Recorded data
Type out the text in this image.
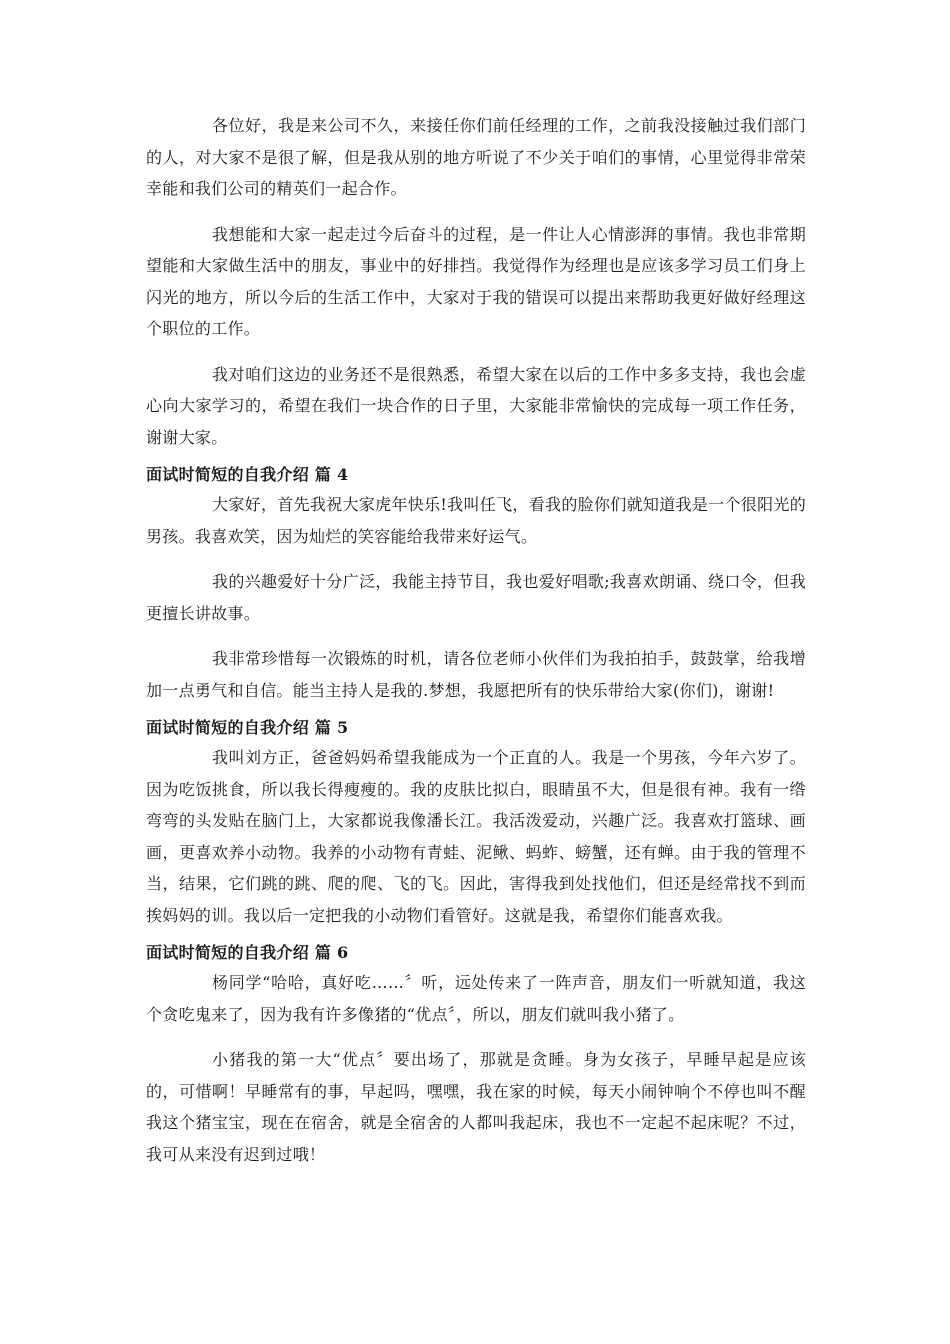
各位好，我是来公司不久，来接任你们前任经理的工作，之前我没接触过我们部门的人，对大家不是很了解，但是我从别的地方听说了不少关于咱们的事情，心里觉得非常荣幸能和我们公司的精英们一起合作。

我想能和大家一起走过今后奋斗的过程，是一件让人心情澎湃的事情。我也非常期望能和大家做生活中的朋友，事业中的好排挡。我觉得作为经理也是应该多学习员工们身上闪光的地方，所以今后的生活工作中，大家对于我的错误可以提出来帮助我更好做好经理这个职位的工作。

我对咱们这边的业务还不是很熟悉，希望大家在以后的工作中多多支持，我也会虚心向大家学习的，希望在我们一块合作的日子里，大家能非常愉快的完成每一项工作任务，谢谢大家。

面试时简短的自我介绍 篇 4

大家好，首先我祝大家虎年快乐!我叫任飞，看我的脸你们就知道我是一个很阳光的男孩。我喜欢笑，因为灿烂的笑容能给我带来好运气。

我的兴趣爱好十分广泛，我能主持节目，我也爱好唱歌;我喜欢朗诵、绕口令，但我更擅长讲故事。

我非常珍惜每一次锻炼的时机，请各位老师小伙伴们为我拍拍手，鼓鼓掌，给我增加一点勇气和自信。能当主持人是我的.梦想，我愿把所有的快乐带给大家(你们)，谢谢!

面试时简短的自我介绍 篇 5

我叫刘方正，爸爸妈妈希望我能成为一个正直的人。我是一个男孩，今年六岁了。因为吃饭挑食，所以我长得瘦瘦的。我的皮肤比拟白，眼睛虽不大，但是很有神。我有一绺弯弯的头发贴在脑门上，大家都说我像潘长江。我活泼爱动，兴趣广泛。我喜欢打篮球、画画，更喜欢养小动物。我养的小动物有青蛙、泥鳅、蚂蚱、螃蟹，还有蝉。由于我的管理不当，结果，它们跳的跳、爬的爬、飞的飞。因此，害得我到处找他们，但还是经常找不到而挨妈妈的训。我以后一定把我的小动物们看管好。这就是我，希望你们能喜欢我。

面试时简短的自我介绍 篇 6

杨同学“哈哈，真好吃……〞听，远处传来了一阵声音，朋友们一听就知道，我这个贪吃鬼来了，因为我有许多像猪的“优点〞，所以，朋友们就叫我小猪了。

小猪我的第一大“优点〞要出场了，那就是贪睡。身为女孩子，早睡早起是应该的，可惜啊！早睡常有的事，早起吗，嘿嘿，我在家的时候，每天小闹钟响个不停也叫不醒我这个猪宝宝，现在在宿舍，就是全宿舍的人都叫我起床，我也不一定起不起床呢？不过，我可从来没有迟到过哦！
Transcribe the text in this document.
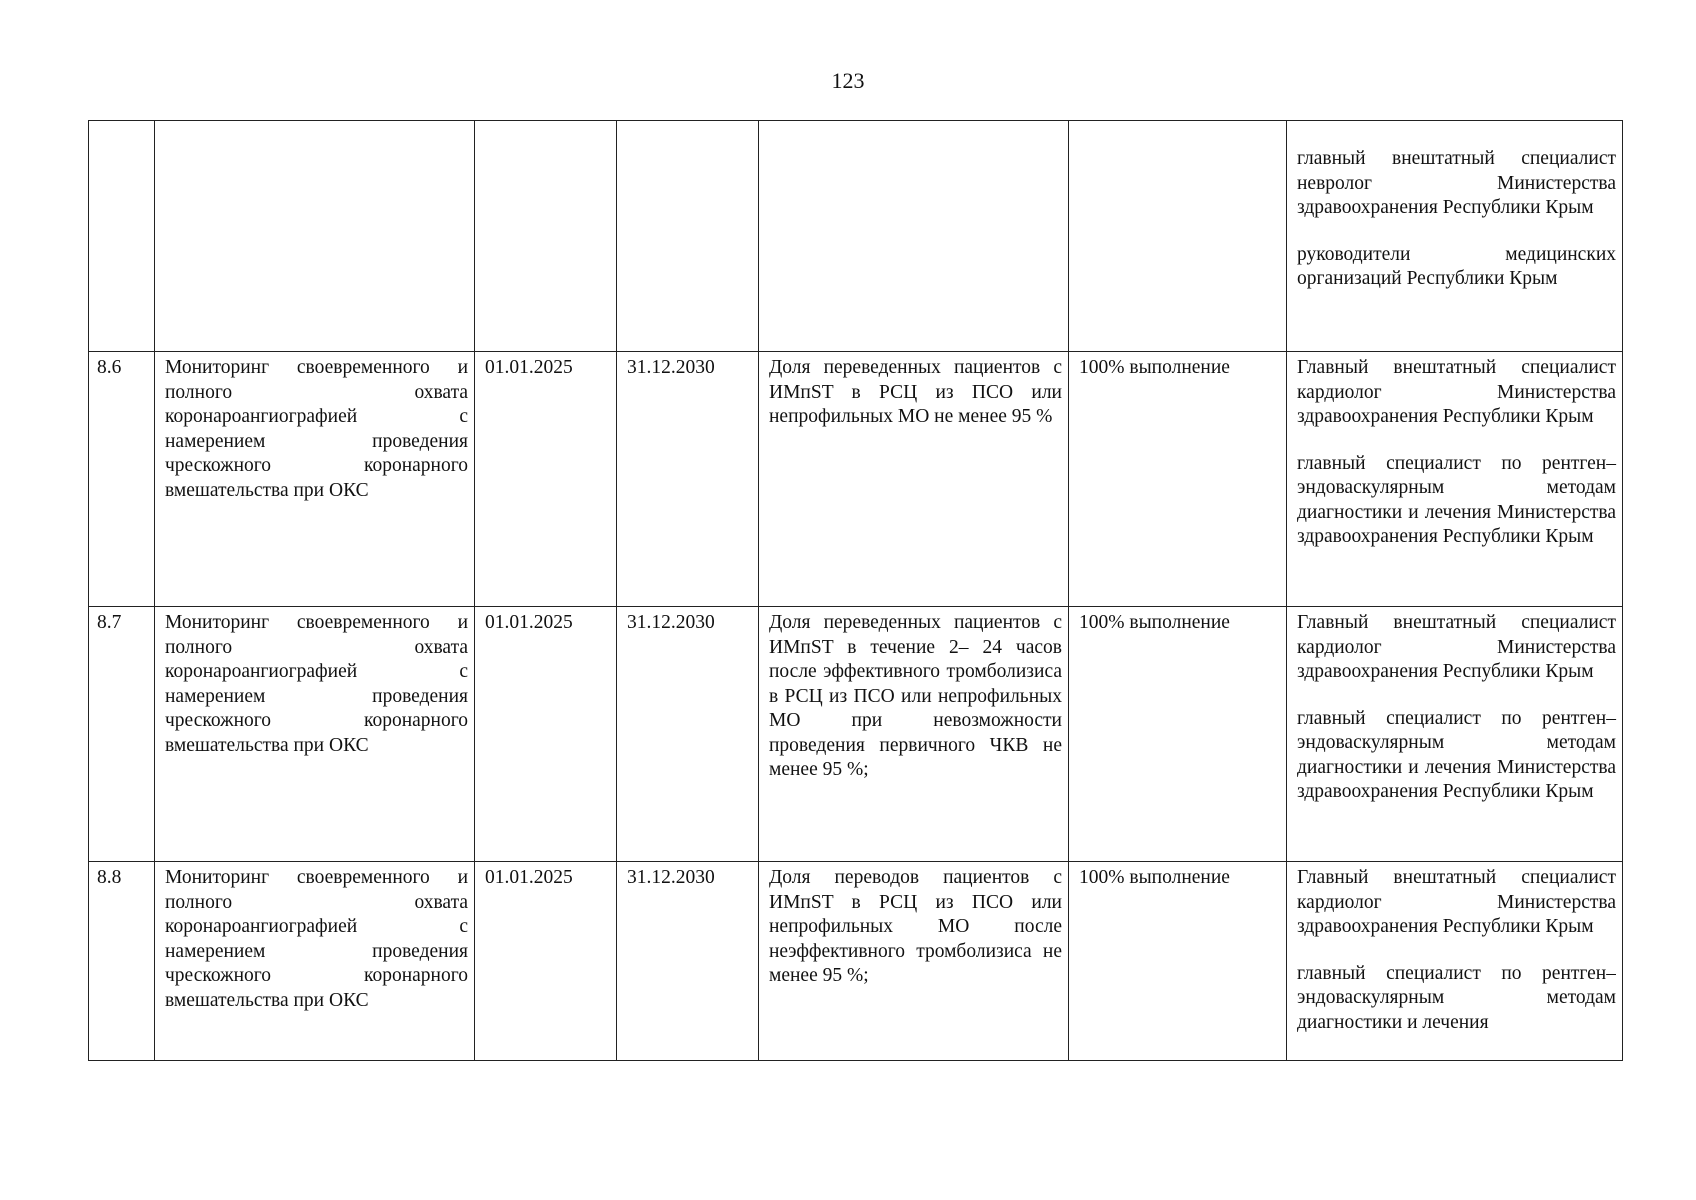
123

						главный внештатный специалист невролог Министерства здравоохранения Республики Крым
руководители медицинских организаций Республики Крым

8.6	Мониторинг своевременного и полного охвата коронароангиографией с намерением проведения чрескожного коронарного вмешательства при ОКС	01.01.2025	31.12.2030	Доля переведенных пациентов с ИМпST в РСЦ из ПСО или непрофильных МО не менее 95 %	100% выполнение	Главный внештатный специалист кардиолог Министерства здравоохранения Республики Крым
главный специалист по рентген–эндоваскулярным методам диагностики и лечения Министерства здравоохранения Республики Крым

8.7	Мониторинг своевременного и полного охвата коронароангиографией с намерением проведения чрескожного коронарного вмешательства при ОКС	01.01.2025	31.12.2030	Доля переведенных пациентов с ИМпST в течение 2– 24 часов после эффективного тромболизиса в РСЦ из ПСО или непрофильных МО при невозможности проведения первичного ЧКВ не менее 95 %;	100% выполнение	Главный внештатный специалист кардиолог Министерства здравоохранения Республики Крым
главный специалист по рентген–эндоваскулярным методам диагностики и лечения Министерства здравоохранения Республики Крым

8.8	Мониторинг своевременного и полного охвата коронароангиографией с намерением проведения чрескожного коронарного вмешательства при ОКС	01.01.2025	31.12.2030	Доля переводов пациентов с ИМпST в РСЦ из ПСО или непрофильных МО после неэффективного тромболизиса не менее 95 %;	100% выполнение	Главный внештатный специалист кардиолог Министерства здравоохранения Республики Крым
главный специалист по рентген–эндоваскулярным методам диагностики и лечения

◆ **Exercise task**: Without the pictures, restate all the entries above exactly.

◆ **Solution for this exercise**:
Type out the text in this image.
各位好，我是来公司不久，来接任你们前任经理的工作，之前我没接触过我们部门的人，对大家不是很了解，但是我从别的地方听说了不少关于咱们的事情，心里觉得非常荣幸能和我们公司的精英们一起合作。

我想能和大家一起走过今后奋斗的过程，是一件让人心情澎湃的事情。我也非常期望能和大家做生活中的朋友，事业中的好排挡。我觉得作为经理也是应该多学习员工们身上闪光的地方，所以今后的生活工作中，大家对于我的错误可以提出来帮助我更好做好经理这个职位的工作。

我对咱们这边的业务还不是很熟悉，希望大家在以后的工作中多多支持，我也会虚心向大家学习的，希望在我们一块合作的日子里，大家能非常愉快的完成每一项工作任务，谢谢大家。

面试时简短的自我介绍 篇 4

大家好，首先我祝大家虎年快乐!我叫任飞，看我的脸你们就知道我是一个很阳光的男孩。我喜欢笑，因为灿烂的笑容能给我带来好运气。

我的兴趣爱好十分广泛，我能主持节目，我也爱好唱歌;我喜欢朗诵、绕口令，但我更擅长讲故事。

我非常珍惜每一次锻炼的时机，请各位老师小伙伴们为我拍拍手，鼓鼓掌，给我增加一点勇气和自信。能当主持人是我的.梦想，我愿把所有的快乐带给大家(你们)，谢谢!

面试时简短的自我介绍 篇 5

我叫刘方正，爸爸妈妈希望我能成为一个正直的人。我是一个男孩，今年六岁了。因为吃饭挑食，所以我长得瘦瘦的。我的皮肤比拟白，眼睛虽不大，但是很有神。我有一绺弯弯的头发贴在脑门上，大家都说我像潘长江。我活泼爱动，兴趣广泛。我喜欢打篮球、画画，更喜欢养小动物。我养的小动物有青蛙、泥鳅、蚂蚱、螃蟹，还有蝉。由于我的管理不当，结果，它们跳的跳、爬的爬、飞的飞。因此，害得我到处找他们，但还是经常找不到而挨妈妈的训。我以后一定把我的小动物们看管好。这就是我，希望你们能喜欢我。

面试时简短的自我介绍 篇 6

杨同学“哈哈，真好吃……〞听，远处传来了一阵声音，朋友们一听就知道，我这个贪吃鬼来了，因为我有许多像猪的“优点〞，所以，朋友们就叫我小猪了。

小猪我的第一大“优点〞要出场了，那就是贪睡。身为女孩子，早睡早起是应该的，可惜啊！早睡常有的事，早起吗，嘿嘿，我在家的时候，每天小闹钟响个不停也叫不醒我这个猪宝宝，现在在宿舍，就是全宿舍的人都叫我起床，我也不一定起不起床呢？不过，我可从来没有迟到过哦！
Transcribe the text in this document.
123

						главный внештатный специалист невролог Министерства здравоохранения Республики Крым
руководители медицинских организаций Республики Крым

8.6	Мониторинг своевременного и полного охвата коронароангиографией с намерением проведения чрескожного коронарного вмешательства при ОКС	01.01.2025	31.12.2030	Доля переведенных пациентов с ИМпST в РСЦ из ПСО или непрофильных МО не менее 95 %	100% выполнение	Главный внештатный специалист кардиолог Министерства здравоохранения Республики Крым
главный специалист по рентген–эндоваскулярным методам диагностики и лечения Министерства здравоохранения Республики Крым

8.7	Мониторинг своевременного и полного охвата коронароангиографией с намерением проведения чрескожного коронарного вмешательства при ОКС	01.01.2025	31.12.2030	Доля переведенных пациентов с ИМпST в течение 2– 24 часов после эффективного тромболизиса в РСЦ из ПСО или непрофильных МО при невозможности проведения первичного ЧКВ не менее 95 %;	100% выполнение	Главный внештатный специалист кардиолог Министерства здравоохранения Республики Крым
главный специалист по рентген–эндоваскулярным методам диагностики и лечения Министерства здравоохранения Республики Крым

8.8	Мониторинг своевременного и полного охвата коронароангиографией с намерением проведения чрескожного коронарного вмешательства при ОКС	01.01.2025	31.12.2030	Доля переводов пациентов с ИМпST в РСЦ из ПСО или непрофильных МО после неэффективного тромболизиса не менее 95 %;	100% выполнение	Главный внештатный специалист кардиолог Министерства здравоохранения Республики Крым
главный специалист по рентген–эндоваскулярным методам диагностики и лечения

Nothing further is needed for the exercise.